DATA ROWS →
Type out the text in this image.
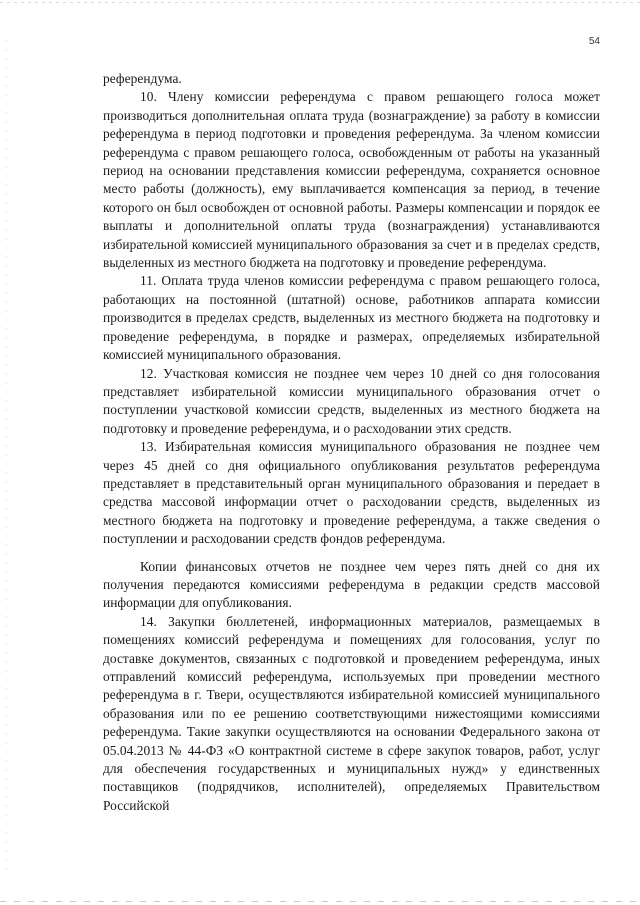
54

референдума.

10. Члену комиссии референдума с правом решающего голоса может производиться дополнительная оплата труда (вознаграждение) за работу в комиссии референдума в период подготовки и проведения референдума. За членом комиссии референдума с правом решающего голоса, освобожденным от работы на указанный период на основании представления комиссии референдума, сохраняется основное место работы (должность), ему выплачивается компенсация за период, в течение которого он был освобожден от основной работы. Размеры компенсации и порядок ее выплаты и дополнительной оплаты труда (вознаграждения) устанавливаются избирательной комиссией муниципального образования за счет и в пределах средств, выделенных из местного бюджета на подготовку и проведение референдума.

11. Оплата труда членов комиссии референдума с правом решающего голоса, работающих на постоянной (штатной) основе, работников аппарата комиссии производится в пределах средств, выделенных из местного бюджета на подготовку и проведение референдума, в порядке и размерах, определяемых избирательной комиссией муниципального образования.

12. Участковая комиссия не позднее чем через 10 дней со дня голосования представляет избирательной комиссии муниципального образования отчет о поступлении участковой комиссии средств, выделенных из местного бюджета на подготовку и проведение референдума, и о расходовании этих средств.

13. Избирательная комиссия муниципального образования не позднее чем через 45 дней со дня официального опубликования результатов референдума представляет в представительный орган муниципального образования и передает в средства массовой информации отчет о расходовании средств, выделенных из местного бюджета на подготовку и проведение референдума, а также сведения о поступлении и расходовании средств фондов референдума.

Копии финансовых отчетов не позднее чем через пять дней со дня их получения передаются комиссиями референдума в редакции средств массовой информации для опубликования.

14. Закупки бюллетеней, информационных материалов, размещаемых в помещениях комиссий референдума и помещениях для голосования, услуг по доставке документов, связанных с подготовкой и проведением референдума, иных отправлений комиссий референдума, используемых при проведении местного референдума в г. Твери, осуществляются избирательной комиссией муниципального образования или по ее решению соответствующими нижестоящими комиссиями референдума. Такие закупки осуществляются на основании Федерального закона от 05.04.2013 № 44-ФЗ «О контрактной системе в сфере закупок товаров, работ, услуг для обеспечения государственных и муниципальных нужд» у единственных поставщиков (подрядчиков, исполнителей), определяемых Правительством Российской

AIM → Your copy of the data should match it exactly, except that pictures are left out.

ANSWER →
Type out the text in this image.
54

референдума.

10. Члену комиссии референдума с правом решающего голоса может производиться дополнительная оплата труда (вознаграждение) за работу в комиссии референдума в период подготовки и проведения референдума. За членом комиссии референдума с правом решающего голоса, освобожденным от работы на указанный период на основании представления комиссии референдума, сохраняется основное место работы (должность), ему выплачивается компенсация за период, в течение которого он был освобожден от основной работы. Размеры компенсации и порядок ее выплаты и дополнительной оплаты труда (вознаграждения) устанавливаются избирательной комиссией муниципального образования за счет и в пределах средств, выделенных из местного бюджета на подготовку и проведение референдума.

11. Оплата труда членов комиссии референдума с правом решающего голоса, работающих на постоянной (штатной) основе, работников аппарата комиссии производится в пределах средств, выделенных из местного бюджета на подготовку и проведение референдума, в порядке и размерах, определяемых избирательной комиссией муниципального образования.

12. Участковая комиссия не позднее чем через 10 дней со дня голосования представляет избирательной комиссии муниципального образования отчет о поступлении участковой комиссии средств, выделенных из местного бюджета на подготовку и проведение референдума, и о расходовании этих средств.

13. Избирательная комиссия муниципального образования не позднее чем через 45 дней со дня официального опубликования результатов референдума представляет в представительный орган муниципального образования и передает в средства массовой информации отчет о расходовании средств, выделенных из местного бюджета на подготовку и проведение референдума, а также сведения о поступлении и расходовании средств фондов референдума.

Копии финансовых отчетов не позднее чем через пять дней со дня их получения передаются комиссиями референдума в редакции средств массовой информации для опубликования.

14. Закупки бюллетеней, информационных материалов, размещаемых в помещениях комиссий референдума и помещениях для голосования, услуг по доставке документов, связанных с подготовкой и проведением референдума, иных отправлений комиссий референдума, используемых при проведении местного референдума в г. Твери, осуществляются избирательной комиссией муниципального образования или по ее решению соответствующими нижестоящими комиссиями референдума. Такие закупки осуществляются на основании Федерального закона от 05.04.2013 № 44-ФЗ «О контрактной системе в сфере закупок товаров, работ, услуг для обеспечения государственных и муниципальных нужд» у единственных поставщиков (подрядчиков, исполнителей), определяемых Правительством Российской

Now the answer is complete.